▶ TASK TO CARRY OUT: Return each line containing the string "University".

[Data entries]
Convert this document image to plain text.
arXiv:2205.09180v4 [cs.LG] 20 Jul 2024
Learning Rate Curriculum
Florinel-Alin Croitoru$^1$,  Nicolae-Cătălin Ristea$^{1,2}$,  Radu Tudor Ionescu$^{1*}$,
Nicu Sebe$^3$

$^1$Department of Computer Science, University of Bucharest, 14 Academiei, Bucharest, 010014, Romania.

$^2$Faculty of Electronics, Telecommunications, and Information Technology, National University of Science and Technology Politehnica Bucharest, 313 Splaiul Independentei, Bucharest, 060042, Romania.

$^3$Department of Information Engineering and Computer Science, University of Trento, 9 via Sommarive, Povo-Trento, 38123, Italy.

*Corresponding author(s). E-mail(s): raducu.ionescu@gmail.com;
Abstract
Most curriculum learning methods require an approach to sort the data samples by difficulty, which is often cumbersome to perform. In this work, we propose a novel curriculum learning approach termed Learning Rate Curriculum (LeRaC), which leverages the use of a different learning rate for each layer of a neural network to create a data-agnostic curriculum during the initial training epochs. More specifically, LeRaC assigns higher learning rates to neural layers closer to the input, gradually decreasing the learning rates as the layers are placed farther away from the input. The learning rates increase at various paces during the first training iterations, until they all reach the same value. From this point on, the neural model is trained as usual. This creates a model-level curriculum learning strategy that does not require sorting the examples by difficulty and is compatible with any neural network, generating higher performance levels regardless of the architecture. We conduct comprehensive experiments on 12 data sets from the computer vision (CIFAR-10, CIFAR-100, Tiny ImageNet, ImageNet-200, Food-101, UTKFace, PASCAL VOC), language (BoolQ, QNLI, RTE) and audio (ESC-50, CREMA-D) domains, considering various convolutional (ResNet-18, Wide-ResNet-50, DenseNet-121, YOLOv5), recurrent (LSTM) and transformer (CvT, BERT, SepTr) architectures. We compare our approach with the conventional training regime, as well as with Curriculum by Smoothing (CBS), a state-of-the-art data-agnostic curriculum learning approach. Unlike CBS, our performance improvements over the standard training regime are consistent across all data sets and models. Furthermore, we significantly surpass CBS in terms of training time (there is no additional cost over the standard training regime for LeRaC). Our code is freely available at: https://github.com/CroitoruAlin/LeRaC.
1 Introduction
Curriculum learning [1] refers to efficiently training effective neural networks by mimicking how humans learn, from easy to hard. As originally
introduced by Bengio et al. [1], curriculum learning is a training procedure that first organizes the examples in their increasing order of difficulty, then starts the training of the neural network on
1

▶ THE RESULT:
$^1$Department of Computer Science, University of Bucharest, 14 Academiei, Bucharest, 010014, Romania.
$^2$Faculty of Electronics, Telecommunications, and Information Technology, National University of Science and Technology Politehnica Bucharest, 313 Splaiul Independentei, Bucharest, 060042, Romania.
$^3$Department of Information Engineering and Computer Science, University of Trento, 9 via Sommarive, Povo-Trento, 38123, Italy.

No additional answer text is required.